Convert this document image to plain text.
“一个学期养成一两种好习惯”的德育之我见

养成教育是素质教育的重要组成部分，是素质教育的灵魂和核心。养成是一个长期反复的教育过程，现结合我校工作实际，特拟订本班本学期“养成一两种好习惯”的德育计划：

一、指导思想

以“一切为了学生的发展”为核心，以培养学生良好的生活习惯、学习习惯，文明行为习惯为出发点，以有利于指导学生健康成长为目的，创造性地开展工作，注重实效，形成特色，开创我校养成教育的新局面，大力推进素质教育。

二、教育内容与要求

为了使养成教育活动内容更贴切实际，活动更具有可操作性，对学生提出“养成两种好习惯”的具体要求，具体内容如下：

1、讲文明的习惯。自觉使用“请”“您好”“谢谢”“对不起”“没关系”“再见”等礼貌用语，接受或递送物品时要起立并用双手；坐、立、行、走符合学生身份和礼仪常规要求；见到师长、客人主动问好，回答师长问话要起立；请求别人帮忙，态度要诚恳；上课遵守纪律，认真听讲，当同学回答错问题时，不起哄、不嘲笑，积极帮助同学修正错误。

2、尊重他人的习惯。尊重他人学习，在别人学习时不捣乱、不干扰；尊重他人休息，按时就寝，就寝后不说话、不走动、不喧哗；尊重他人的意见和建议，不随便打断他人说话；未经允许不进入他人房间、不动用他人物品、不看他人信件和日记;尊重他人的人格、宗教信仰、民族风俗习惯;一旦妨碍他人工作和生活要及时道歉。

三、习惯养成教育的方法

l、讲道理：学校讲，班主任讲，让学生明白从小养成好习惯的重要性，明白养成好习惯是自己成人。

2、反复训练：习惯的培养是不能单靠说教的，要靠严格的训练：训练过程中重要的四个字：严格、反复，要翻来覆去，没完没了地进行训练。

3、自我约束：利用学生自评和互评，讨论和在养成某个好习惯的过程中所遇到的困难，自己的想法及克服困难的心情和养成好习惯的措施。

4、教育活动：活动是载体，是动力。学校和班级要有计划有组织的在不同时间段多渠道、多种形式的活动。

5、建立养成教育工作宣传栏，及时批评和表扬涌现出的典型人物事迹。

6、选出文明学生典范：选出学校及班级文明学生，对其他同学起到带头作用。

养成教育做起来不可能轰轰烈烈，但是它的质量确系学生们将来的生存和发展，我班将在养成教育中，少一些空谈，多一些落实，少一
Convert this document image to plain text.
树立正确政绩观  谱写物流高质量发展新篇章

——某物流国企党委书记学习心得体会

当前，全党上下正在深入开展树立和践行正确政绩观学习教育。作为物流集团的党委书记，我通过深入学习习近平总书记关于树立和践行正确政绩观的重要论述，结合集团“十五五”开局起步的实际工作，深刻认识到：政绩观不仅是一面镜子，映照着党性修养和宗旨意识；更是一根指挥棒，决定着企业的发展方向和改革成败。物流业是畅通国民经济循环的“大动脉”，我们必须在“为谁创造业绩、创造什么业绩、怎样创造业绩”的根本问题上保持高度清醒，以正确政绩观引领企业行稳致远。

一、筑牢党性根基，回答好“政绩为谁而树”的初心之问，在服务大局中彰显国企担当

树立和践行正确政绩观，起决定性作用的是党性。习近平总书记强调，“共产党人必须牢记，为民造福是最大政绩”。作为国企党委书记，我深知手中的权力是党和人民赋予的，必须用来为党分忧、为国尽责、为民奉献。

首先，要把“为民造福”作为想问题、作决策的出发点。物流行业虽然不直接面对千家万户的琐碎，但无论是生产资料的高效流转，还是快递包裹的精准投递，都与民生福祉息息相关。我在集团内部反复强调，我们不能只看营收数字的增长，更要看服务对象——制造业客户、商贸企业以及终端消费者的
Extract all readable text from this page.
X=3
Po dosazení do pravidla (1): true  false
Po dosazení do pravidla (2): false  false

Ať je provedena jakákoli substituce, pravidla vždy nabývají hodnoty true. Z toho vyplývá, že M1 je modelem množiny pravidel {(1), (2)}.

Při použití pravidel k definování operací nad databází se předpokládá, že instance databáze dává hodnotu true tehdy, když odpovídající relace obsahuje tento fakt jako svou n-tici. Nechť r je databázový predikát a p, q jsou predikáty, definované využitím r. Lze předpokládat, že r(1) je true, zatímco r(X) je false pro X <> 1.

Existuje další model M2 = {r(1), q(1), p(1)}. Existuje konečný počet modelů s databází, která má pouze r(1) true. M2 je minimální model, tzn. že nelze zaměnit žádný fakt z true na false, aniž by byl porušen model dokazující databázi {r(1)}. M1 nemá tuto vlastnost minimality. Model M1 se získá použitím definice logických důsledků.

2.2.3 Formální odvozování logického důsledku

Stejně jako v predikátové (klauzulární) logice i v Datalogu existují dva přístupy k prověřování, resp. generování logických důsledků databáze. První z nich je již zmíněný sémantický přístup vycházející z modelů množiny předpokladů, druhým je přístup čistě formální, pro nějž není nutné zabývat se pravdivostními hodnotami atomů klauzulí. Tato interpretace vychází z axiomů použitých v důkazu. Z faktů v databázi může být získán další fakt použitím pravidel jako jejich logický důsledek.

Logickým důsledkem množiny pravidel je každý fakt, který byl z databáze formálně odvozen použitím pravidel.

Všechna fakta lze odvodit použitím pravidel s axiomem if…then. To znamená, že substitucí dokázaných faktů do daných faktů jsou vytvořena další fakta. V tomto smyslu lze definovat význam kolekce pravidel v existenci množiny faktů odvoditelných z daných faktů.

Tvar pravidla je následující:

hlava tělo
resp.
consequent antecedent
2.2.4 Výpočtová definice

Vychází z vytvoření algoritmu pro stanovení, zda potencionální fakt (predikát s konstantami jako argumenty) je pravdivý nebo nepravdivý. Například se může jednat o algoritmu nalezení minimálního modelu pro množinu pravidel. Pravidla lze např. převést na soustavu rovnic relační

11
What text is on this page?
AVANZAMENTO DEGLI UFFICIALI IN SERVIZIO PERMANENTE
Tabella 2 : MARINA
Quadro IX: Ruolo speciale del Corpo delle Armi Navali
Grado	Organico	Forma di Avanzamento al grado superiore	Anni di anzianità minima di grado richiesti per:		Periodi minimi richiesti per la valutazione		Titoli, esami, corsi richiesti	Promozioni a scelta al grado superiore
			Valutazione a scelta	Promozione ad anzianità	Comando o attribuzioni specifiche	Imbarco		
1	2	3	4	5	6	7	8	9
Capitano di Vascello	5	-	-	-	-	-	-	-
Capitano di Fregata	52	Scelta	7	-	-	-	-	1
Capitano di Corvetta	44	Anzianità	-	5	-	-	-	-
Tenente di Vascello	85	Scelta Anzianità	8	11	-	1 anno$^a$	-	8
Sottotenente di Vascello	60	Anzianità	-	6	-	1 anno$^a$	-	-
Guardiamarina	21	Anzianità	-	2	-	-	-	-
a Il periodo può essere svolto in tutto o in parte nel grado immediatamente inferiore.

□ □ □

# Short exercise:
Reproduce every line of the material above exactly.

# Expected answer:
Convert this document image to plain text.
“一个学期养成一两种好习惯”的德育之我见

养成教育是素质教育的重要组成部分，是素质教育的灵魂和核心。养成是一个长期反复的教育过程，现结合我校工作实际，特拟订本班本学期“养成一两种好习惯”的德育计划：

一、指导思想

以“一切为了学生的发展”为核心，以培养学生良好的生活习惯、学习习惯，文明行为习惯为出发点，以有利于指导学生健康成长为目的，创造性地开展工作，注重实效，形成特色，开创我校养成教育的新局面，大力推进素质教育。

二、教育内容与要求

为了使养成教育活动内容更贴切实际，活动更具有可操作性，对学生提出“养成两种好习惯”的具体要求，具体内容如下：

1、讲文明的习惯。自觉使用“请”“您好”“谢谢”“对不起”“没关系”“再见”等礼貌用语，接受或递送物品时要起立并用双手；坐、立、行、走符合学生身份和礼仪常规要求；见到师长、客人主动问好，回答师长问话要起立；请求别人帮忙，态度要诚恳；上课遵守纪律，认真听讲，当同学回答错问题时，不起哄、不嘲笑，积极帮助同学修正错误。

2、尊重他人的习惯。尊重他人学习，在别人学习时不捣乱、不干扰；尊重他人休息，按时就寝，就寝后不说话、不走动、不喧哗；尊重他人的意见和建议，不随便打断他人说话；未经允许不进入他人房间、不动用他人物品、不看他人信件和日记;尊重他人的人格、宗教信仰、民族风俗习惯;一旦妨碍他人工作和生活要及时道歉。

三、习惯养成教育的方法

l、讲道理：学校讲，班主任讲，让学生明白从小养成好习惯的重要性，明白养成好习惯是自己成人。

2、反复训练：习惯的培养是不能单靠说教的，要靠严格的训练：训练过程中重要的四个字：严格、反复，要翻来覆去，没完没了地进行训练。

3、自我约束：利用学生自评和互评，讨论和在养成某个好习惯的过程中所遇到的困难，自己的想法及克服困难的心情和养成好习惯的措施。

4、教育活动：活动是载体，是动力。学校和班级要有计划有组织的在不同时间段多渠道、多种形式的活动。

5、建立养成教育工作宣传栏，及时批评和表扬涌现出的典型人物事迹。

6、选出文明学生典范：选出学校及班级文明学生，对其他同学起到带头作用。

养成教育做起来不可能轰轰烈烈，但是它的质量确系学生们将来的生存和发展，我班将在养成教育中，少一些空谈，多一些落实，少一
Convert this document image to plain text.
树立正确政绩观  谱写物流高质量发展新篇章

——某物流国企党委书记学习心得体会

当前，全党上下正在深入开展树立和践行正确政绩观学习教育。作为物流集团的党委书记，我通过深入学习习近平总书记关于树立和践行正确政绩观的重要论述，结合集团“十五五”开局起步的实际工作，深刻认识到：政绩观不仅是一面镜子，映照着党性修养和宗旨意识；更是一根指挥棒，决定着企业的发展方向和改革成败。物流业是畅通国民经济循环的“大动脉”，我们必须在“为谁创造业绩、创造什么业绩、怎样创造业绩”的根本问题上保持高度清醒，以正确政绩观引领企业行稳致远。

一、筑牢党性根基，回答好“政绩为谁而树”的初心之问，在服务大局中彰显国企担当

树立和践行正确政绩观，起决定性作用的是党性。习近平总书记强调，“共产党人必须牢记，为民造福是最大政绩”。作为国企党委书记，我深知手中的权力是党和人民赋予的，必须用来为党分忧、为国尽责、为民奉献。

首先，要把“为民造福”作为想问题、作决策的出发点。物流行业虽然不直接面对千家万户的琐碎，但无论是生产资料的高效流转，还是快递包裹的精准投递，都与民生福祉息息相关。我在集团内部反复强调，我们不能只看营收数字的增长，更要看服务对象——制造业客户、商贸企业以及终端消费者的
Extract all readable text from this page.
X=3
Po dosazení do pravidla (1): true  false
Po dosazení do pravidla (2): false  false

Ať je provedena jakákoli substituce, pravidla vždy nabývají hodnoty true. Z toho vyplývá, že M1 je modelem množiny pravidel {(1), (2)}.

Při použití pravidel k definování operací nad databází se předpokládá, že instance databáze dává hodnotu true tehdy, když odpovídající relace obsahuje tento fakt jako svou n-tici. Nechť r je databázový predikát a p, q jsou predikáty, definované využitím r. Lze předpokládat, že r(1) je true, zatímco r(X) je false pro X <> 1.

Existuje další model M2 = {r(1), q(1), p(1)}. Existuje konečný počet modelů s databází, která má pouze r(1) true. M2 je minimální model, tzn. že nelze zaměnit žádný fakt z true na false, aniž by byl porušen model dokazující databázi {r(1)}. M1 nemá tuto vlastnost minimality. Model M1 se získá použitím definice logických důsledků.

2.2.3 Formální odvozování logického důsledku

Stejně jako v predikátové (klauzulární) logice i v Datalogu existují dva přístupy k prověřování, resp. generování logických důsledků databáze. První z nich je již zmíněný sémantický přístup vycházející z modelů množiny předpokladů, druhým je přístup čistě formální, pro nějž není nutné zabývat se pravdivostními hodnotami atomů klauzulí. Tato interpretace vychází z axiomů použitých v důkazu. Z faktů v databázi může být získán další fakt použitím pravidel jako jejich logický důsledek.

Logickým důsledkem množiny pravidel je každý fakt, který byl z databáze formálně odvozen použitím pravidel.

Všechna fakta lze odvodit použitím pravidel s axiomem if…then. To znamená, že substitucí dokázaných faktů do daných faktů jsou vytvořena další fakta. V tomto smyslu lze definovat význam kolekce pravidel v existenci množiny faktů odvoditelných z daných faktů.

Tvar pravidla je následující:

hlava tělo
resp.
consequent antecedent
2.2.4 Výpočtová definice

Vychází z vytvoření algoritmu pro stanovení, zda potencionální fakt (predikát s konstantami jako argumenty) je pravdivý nebo nepravdivý. Například se může jednat o algoritmu nalezení minimálního modelu pro množinu pravidel. Pravidla lze např. převést na soustavu rovnic relační

11
What text is on this page?
AVANZAMENTO DEGLI UFFICIALI IN SERVIZIO PERMANENTE
Tabella 2 : MARINA
Quadro IX: Ruolo speciale del Corpo delle Armi Navali
Grado	Organico	Forma di Avanzamento al grado superiore	Anni di anzianità minima di grado richiesti per:		Periodi minimi richiesti per la valutazione		Titoli, esami, corsi richiesti	Promozioni a scelta al grado superiore
			Valutazione a scelta	Promozione ad anzianità	Comando o attribuzioni specifiche	Imbarco		
1	2	3	4	5	6	7	8	9
Capitano di Vascello	5	-	-	-	-	-	-	-
Capitano di Fregata	52	Scelta	7	-	-	-	-	1
Capitano di Corvetta	44	Anzianità	-	5	-	-	-	-
Tenente di Vascello	85	Scelta Anzianità	8	11	-	1 anno$^a$	-	8
Sottotenente di Vascello	60	Anzianità	-	6	-	1 anno$^a$	-	-
Guardiamarina	21	Anzianità	-	2	-	-	-	-
a Il periodo può essere svolto in tutto o in parte nel grado immediatamente inferiore.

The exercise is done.